**EXERCISE AIM**
Output the material below in full, exactly as it is.

**SUPPLIED RECORDS**
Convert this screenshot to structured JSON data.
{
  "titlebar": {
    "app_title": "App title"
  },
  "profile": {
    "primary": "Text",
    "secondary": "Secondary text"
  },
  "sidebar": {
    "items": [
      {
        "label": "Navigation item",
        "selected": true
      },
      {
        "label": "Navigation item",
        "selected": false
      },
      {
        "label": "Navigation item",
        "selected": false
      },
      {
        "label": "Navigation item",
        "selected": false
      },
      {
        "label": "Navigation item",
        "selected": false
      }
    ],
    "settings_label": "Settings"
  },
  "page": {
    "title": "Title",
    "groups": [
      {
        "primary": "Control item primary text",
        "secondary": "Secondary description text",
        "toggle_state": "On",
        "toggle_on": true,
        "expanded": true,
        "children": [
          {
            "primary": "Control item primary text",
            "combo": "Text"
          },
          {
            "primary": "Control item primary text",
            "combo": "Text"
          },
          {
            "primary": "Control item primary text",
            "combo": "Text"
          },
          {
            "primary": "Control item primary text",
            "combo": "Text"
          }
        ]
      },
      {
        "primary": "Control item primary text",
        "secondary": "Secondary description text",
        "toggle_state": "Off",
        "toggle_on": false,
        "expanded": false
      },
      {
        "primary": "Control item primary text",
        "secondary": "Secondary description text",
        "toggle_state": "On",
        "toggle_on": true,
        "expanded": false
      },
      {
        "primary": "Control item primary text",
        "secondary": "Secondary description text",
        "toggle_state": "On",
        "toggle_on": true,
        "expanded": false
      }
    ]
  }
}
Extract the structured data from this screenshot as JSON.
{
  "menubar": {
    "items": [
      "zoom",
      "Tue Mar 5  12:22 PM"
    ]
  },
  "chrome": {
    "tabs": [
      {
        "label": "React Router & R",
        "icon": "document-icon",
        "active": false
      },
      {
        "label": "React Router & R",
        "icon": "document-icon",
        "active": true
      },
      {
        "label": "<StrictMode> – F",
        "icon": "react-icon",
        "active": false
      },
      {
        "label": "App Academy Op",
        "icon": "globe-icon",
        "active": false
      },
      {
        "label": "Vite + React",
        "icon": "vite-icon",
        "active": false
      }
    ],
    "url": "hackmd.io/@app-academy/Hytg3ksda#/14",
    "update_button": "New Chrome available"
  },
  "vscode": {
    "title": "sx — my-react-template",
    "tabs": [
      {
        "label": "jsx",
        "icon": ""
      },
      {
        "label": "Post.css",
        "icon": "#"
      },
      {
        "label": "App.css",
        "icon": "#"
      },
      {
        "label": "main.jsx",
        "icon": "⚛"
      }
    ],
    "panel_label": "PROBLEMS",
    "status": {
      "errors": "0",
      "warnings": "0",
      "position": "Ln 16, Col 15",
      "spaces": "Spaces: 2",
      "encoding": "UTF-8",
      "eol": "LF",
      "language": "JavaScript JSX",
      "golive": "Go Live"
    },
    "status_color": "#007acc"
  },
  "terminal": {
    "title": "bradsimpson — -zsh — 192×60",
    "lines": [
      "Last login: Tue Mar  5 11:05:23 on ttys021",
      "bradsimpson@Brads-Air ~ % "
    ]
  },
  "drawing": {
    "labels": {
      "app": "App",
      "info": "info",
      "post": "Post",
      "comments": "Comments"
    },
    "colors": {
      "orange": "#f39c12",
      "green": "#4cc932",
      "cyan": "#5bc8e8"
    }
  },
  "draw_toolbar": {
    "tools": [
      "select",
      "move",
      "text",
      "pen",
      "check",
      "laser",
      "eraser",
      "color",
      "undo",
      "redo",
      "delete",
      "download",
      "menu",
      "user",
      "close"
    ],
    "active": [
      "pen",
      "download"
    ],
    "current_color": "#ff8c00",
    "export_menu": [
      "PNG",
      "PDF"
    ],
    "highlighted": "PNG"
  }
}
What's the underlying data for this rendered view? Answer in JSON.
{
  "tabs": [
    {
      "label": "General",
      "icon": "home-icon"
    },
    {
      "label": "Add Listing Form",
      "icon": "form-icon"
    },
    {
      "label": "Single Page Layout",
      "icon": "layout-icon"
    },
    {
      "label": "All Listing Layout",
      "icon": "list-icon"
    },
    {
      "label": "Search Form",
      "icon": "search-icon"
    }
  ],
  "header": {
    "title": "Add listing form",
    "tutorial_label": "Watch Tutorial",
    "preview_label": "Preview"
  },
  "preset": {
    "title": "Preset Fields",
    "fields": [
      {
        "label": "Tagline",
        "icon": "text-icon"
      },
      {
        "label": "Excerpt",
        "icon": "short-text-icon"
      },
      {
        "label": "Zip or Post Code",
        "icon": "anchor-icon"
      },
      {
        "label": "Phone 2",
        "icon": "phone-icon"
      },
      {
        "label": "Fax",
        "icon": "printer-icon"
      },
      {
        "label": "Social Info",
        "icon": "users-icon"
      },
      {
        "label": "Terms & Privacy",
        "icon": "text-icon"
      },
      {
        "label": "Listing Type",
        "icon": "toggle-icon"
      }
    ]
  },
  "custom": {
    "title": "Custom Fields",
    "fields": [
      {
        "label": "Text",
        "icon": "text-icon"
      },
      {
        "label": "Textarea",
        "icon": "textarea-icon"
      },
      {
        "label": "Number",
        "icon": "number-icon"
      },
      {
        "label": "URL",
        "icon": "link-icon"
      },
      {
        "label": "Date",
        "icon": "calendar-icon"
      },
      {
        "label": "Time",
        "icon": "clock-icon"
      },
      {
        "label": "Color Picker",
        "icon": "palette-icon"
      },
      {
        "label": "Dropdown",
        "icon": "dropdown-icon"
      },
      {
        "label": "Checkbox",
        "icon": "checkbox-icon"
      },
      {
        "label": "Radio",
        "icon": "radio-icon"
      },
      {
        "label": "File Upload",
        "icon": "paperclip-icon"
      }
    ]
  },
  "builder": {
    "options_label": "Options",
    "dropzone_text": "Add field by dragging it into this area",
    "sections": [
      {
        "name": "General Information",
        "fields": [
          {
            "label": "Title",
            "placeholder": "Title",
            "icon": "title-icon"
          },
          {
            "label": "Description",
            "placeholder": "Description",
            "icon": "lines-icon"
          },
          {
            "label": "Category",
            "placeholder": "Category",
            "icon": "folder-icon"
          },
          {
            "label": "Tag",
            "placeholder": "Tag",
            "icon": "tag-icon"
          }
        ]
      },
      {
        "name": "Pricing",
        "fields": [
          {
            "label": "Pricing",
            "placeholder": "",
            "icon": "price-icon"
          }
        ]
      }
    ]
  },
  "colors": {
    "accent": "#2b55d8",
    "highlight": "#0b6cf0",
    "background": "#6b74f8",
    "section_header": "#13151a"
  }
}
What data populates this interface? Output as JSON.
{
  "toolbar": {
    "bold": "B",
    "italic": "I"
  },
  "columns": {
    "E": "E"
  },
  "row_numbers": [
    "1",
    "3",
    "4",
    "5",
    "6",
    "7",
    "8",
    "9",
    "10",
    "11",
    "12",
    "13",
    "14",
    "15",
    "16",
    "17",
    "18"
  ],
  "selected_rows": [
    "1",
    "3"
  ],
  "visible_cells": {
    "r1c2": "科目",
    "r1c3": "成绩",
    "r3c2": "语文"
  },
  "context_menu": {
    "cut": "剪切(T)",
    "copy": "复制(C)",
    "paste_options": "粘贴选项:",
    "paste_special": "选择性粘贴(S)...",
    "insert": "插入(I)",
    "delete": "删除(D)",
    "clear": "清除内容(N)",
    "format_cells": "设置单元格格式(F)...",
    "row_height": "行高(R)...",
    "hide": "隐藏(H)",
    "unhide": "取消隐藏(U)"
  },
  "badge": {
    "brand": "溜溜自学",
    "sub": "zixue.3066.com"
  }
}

**SOLUTION TO THE EXERCISE**
Convert this screenshot to structured JSON data.
{
  "titlebar": {
    "app_title": "App title"
  },
  "profile": {
    "primary": "Text",
    "secondary": "Secondary text"
  },
  "sidebar": {
    "items": [
      {
        "label": "Navigation item",
        "selected": true
      },
      {
        "label": "Navigation item",
        "selected": false
      },
      {
        "label": "Navigation item",
        "selected": false
      },
      {
        "label": "Navigation item",
        "selected": false
      },
      {
        "label": "Navigation item",
        "selected": false
      }
    ],
    "settings_label": "Settings"
  },
  "page": {
    "title": "Title",
    "groups": [
      {
        "primary": "Control item primary text",
        "secondary": "Secondary description text",
        "toggle_state": "On",
        "toggle_on": true,
        "expanded": true,
        "children": [
          {
            "primary": "Control item primary text",
            "combo": "Text"
          },
          {
            "primary": "Control item primary text",
            "combo": "Text"
          },
          {
            "primary": "Control item primary text",
            "combo": "Text"
          },
          {
            "primary": "Control item primary text",
            "combo": "Text"
          }
        ]
      },
      {
        "primary": "Control item primary text",
        "secondary": "Secondary description text",
        "toggle_state": "Off",
        "toggle_on": false,
        "expanded": false
      },
      {
        "primary": "Control item primary text",
        "secondary": "Secondary description text",
        "toggle_state": "On",
        "toggle_on": true,
        "expanded": false
      },
      {
        "primary": "Control item primary text",
        "secondary": "Secondary description text",
        "toggle_state": "On",
        "toggle_on": true,
        "expanded": false
      }
    ]
  }
}
Extract the structured data from this screenshot as JSON.
{
  "menubar": {
    "items": [
      "zoom",
      "Tue Mar 5  12:22 PM"
    ]
  },
  "chrome": {
    "tabs": [
      {
        "label": "React Router & R",
        "icon": "document-icon",
        "active": false
      },
      {
        "label": "React Router & R",
        "icon": "document-icon",
        "active": true
      },
      {
        "label": "<StrictMode> – F",
        "icon": "react-icon",
        "active": false
      },
      {
        "label": "App Academy Op",
        "icon": "globe-icon",
        "active": false
      },
      {
        "label": "Vite + React",
        "icon": "vite-icon",
        "active": false
      }
    ],
    "url": "hackmd.io/@app-academy/Hytg3ksda#/14",
    "update_button": "New Chrome available"
  },
  "vscode": {
    "title": "sx — my-react-template",
    "tabs": [
      {
        "label": "jsx",
        "icon": ""
      },
      {
        "label": "Post.css",
        "icon": "#"
      },
      {
        "label": "App.css",
        "icon": "#"
      },
      {
        "label": "main.jsx",
        "icon": "⚛"
      }
    ],
    "panel_label": "PROBLEMS",
    "status": {
      "errors": "0",
      "warnings": "0",
      "position": "Ln 16, Col 15",
      "spaces": "Spaces: 2",
      "encoding": "UTF-8",
      "eol": "LF",
      "language": "JavaScript JSX",
      "golive": "Go Live"
    },
    "status_color": "#007acc"
  },
  "terminal": {
    "title": "bradsimpson — -zsh — 192×60",
    "lines": [
      "Last login: Tue Mar  5 11:05:23 on ttys021",
      "bradsimpson@Brads-Air ~ % "
    ]
  },
  "drawing": {
    "labels": {
      "app": "App",
      "info": "info",
      "post": "Post",
      "comments": "Comments"
    },
    "colors": {
      "orange": "#f39c12",
      "green": "#4cc932",
      "cyan": "#5bc8e8"
    }
  },
  "draw_toolbar": {
    "tools": [
      "select",
      "move",
      "text",
      "pen",
      "check",
      "laser",
      "eraser",
      "color",
      "undo",
      "redo",
      "delete",
      "download",
      "menu",
      "user",
      "close"
    ],
    "active": [
      "pen",
      "download"
    ],
    "current_color": "#ff8c00",
    "export_menu": [
      "PNG",
      "PDF"
    ],
    "highlighted": "PNG"
  }
}
What's the underlying data for this rendered view? Answer in JSON.
{
  "tabs": [
    {
      "label": "General",
      "icon": "home-icon"
    },
    {
      "label": "Add Listing Form",
      "icon": "form-icon"
    },
    {
      "label": "Single Page Layout",
      "icon": "layout-icon"
    },
    {
      "label": "All Listing Layout",
      "icon": "list-icon"
    },
    {
      "label": "Search Form",
      "icon": "search-icon"
    }
  ],
  "header": {
    "title": "Add listing form",
    "tutorial_label": "Watch Tutorial",
    "preview_label": "Preview"
  },
  "preset": {
    "title": "Preset Fields",
    "fields": [
      {
        "label": "Tagline",
        "icon": "text-icon"
      },
      {
        "label": "Excerpt",
        "icon": "short-text-icon"
      },
      {
        "label": "Zip or Post Code",
        "icon": "anchor-icon"
      },
      {
        "label": "Phone 2",
        "icon": "phone-icon"
      },
      {
        "label": "Fax",
        "icon": "printer-icon"
      },
      {
        "label": "Social Info",
        "icon": "users-icon"
      },
      {
        "label": "Terms & Privacy",
        "icon": "text-icon"
      },
      {
        "label": "Listing Type",
        "icon": "toggle-icon"
      }
    ]
  },
  "custom": {
    "title": "Custom Fields",
    "fields": [
      {
        "label": "Text",
        "icon": "text-icon"
      },
      {
        "label": "Textarea",
        "icon": "textarea-icon"
      },
      {
        "label": "Number",
        "icon": "number-icon"
      },
      {
        "label": "URL",
        "icon": "link-icon"
      },
      {
        "label": "Date",
        "icon": "calendar-icon"
      },
      {
        "label": "Time",
        "icon": "clock-icon"
      },
      {
        "label": "Color Picker",
        "icon": "palette-icon"
      },
      {
        "label": "Dropdown",
        "icon": "dropdown-icon"
      },
      {
        "label": "Checkbox",
        "icon": "checkbox-icon"
      },
      {
        "label": "Radio",
        "icon": "radio-icon"
      },
      {
        "label": "File Upload",
        "icon": "paperclip-icon"
      }
    ]
  },
  "builder": {
    "options_label": "Options",
    "dropzone_text": "Add field by dragging it into this area",
    "sections": [
      {
        "name": "General Information",
        "fields": [
          {
            "label": "Title",
            "placeholder": "Title",
            "icon": "title-icon"
          },
          {
            "label": "Description",
            "placeholder": "Description",
            "icon": "lines-icon"
          },
          {
            "label": "Category",
            "placeholder": "Category",
            "icon": "folder-icon"
          },
          {
            "label": "Tag",
            "placeholder": "Tag",
            "icon": "tag-icon"
          }
        ]
      },
      {
        "name": "Pricing",
        "fields": [
          {
            "label": "Pricing",
            "placeholder": "",
            "icon": "price-icon"
          }
        ]
      }
    ]
  },
  "colors": {
    "accent": "#2b55d8",
    "highlight": "#0b6cf0",
    "background": "#6b74f8",
    "section_header": "#13151a"
  }
}
What data populates this interface? Output as JSON.
{
  "toolbar": {
    "bold": "B",
    "italic": "I"
  },
  "columns": {
    "E": "E"
  },
  "row_numbers": [
    "1",
    "3",
    "4",
    "5",
    "6",
    "7",
    "8",
    "9",
    "10",
    "11",
    "12",
    "13",
    "14",
    "15",
    "16",
    "17",
    "18"
  ],
  "selected_rows": [
    "1",
    "3"
  ],
  "visible_cells": {
    "r1c2": "科目",
    "r1c3": "成绩",
    "r3c2": "语文"
  },
  "context_menu": {
    "cut": "剪切(T)",
    "copy": "复制(C)",
    "paste_options": "粘贴选项:",
    "paste_special": "选择性粘贴(S)...",
    "insert": "插入(I)",
    "delete": "删除(D)",
    "clear": "清除内容(N)",
    "format_cells": "设置单元格格式(F)...",
    "row_height": "行高(R)...",
    "hide": "隐藏(H)",
    "unhide": "取消隐藏(U)"
  },
  "badge": {
    "brand": "溜溜自学",
    "sub": "zixue.3066.com"
  }
}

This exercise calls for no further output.